Written problem: Check every line of the entries that follow, and copy the ones containing "Conveniada".
========================================
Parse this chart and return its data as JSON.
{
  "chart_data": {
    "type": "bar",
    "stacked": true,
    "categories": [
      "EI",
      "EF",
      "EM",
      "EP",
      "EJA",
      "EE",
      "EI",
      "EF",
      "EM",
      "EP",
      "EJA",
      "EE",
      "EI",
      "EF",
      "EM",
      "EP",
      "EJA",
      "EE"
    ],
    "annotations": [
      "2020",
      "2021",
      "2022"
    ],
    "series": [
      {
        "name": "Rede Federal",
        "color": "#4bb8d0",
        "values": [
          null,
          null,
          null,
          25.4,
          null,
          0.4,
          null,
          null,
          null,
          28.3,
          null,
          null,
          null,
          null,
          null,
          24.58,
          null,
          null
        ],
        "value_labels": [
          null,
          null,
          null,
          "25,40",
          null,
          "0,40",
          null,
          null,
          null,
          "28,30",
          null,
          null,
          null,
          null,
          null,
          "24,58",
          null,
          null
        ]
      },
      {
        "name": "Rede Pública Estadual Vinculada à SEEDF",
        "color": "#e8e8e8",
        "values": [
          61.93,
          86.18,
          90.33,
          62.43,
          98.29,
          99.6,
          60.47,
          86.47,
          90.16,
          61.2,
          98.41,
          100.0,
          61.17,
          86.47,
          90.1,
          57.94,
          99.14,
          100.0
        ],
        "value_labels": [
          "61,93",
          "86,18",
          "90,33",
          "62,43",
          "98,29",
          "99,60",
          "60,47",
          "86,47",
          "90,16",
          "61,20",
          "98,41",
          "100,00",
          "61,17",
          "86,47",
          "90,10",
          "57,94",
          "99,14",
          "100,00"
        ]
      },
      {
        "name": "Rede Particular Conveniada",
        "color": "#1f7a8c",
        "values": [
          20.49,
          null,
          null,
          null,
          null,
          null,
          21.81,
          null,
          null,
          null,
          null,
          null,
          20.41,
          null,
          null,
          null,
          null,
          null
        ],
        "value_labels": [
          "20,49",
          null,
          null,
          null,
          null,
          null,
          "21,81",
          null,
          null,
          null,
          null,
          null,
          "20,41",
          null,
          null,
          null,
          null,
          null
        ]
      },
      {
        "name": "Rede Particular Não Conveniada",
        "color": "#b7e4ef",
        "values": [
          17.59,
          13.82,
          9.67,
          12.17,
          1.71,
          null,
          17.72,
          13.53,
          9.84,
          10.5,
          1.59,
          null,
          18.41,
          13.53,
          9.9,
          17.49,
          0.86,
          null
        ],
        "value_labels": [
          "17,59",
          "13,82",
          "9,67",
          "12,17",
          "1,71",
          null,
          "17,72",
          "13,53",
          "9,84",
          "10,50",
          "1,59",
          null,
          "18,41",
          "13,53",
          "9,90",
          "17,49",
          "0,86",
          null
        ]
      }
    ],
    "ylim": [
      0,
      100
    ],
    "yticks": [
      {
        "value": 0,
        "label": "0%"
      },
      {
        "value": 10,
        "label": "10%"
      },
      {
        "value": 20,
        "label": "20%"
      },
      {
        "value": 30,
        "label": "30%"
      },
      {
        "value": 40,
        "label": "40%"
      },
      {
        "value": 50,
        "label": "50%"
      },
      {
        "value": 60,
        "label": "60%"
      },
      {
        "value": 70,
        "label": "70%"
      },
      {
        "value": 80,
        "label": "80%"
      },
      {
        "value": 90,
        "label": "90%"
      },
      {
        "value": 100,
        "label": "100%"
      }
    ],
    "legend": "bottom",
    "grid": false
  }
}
========================================
Task response:
        "name": "Rede Particular Conveniada",
        "name": "Rede Particular Não Conveniada",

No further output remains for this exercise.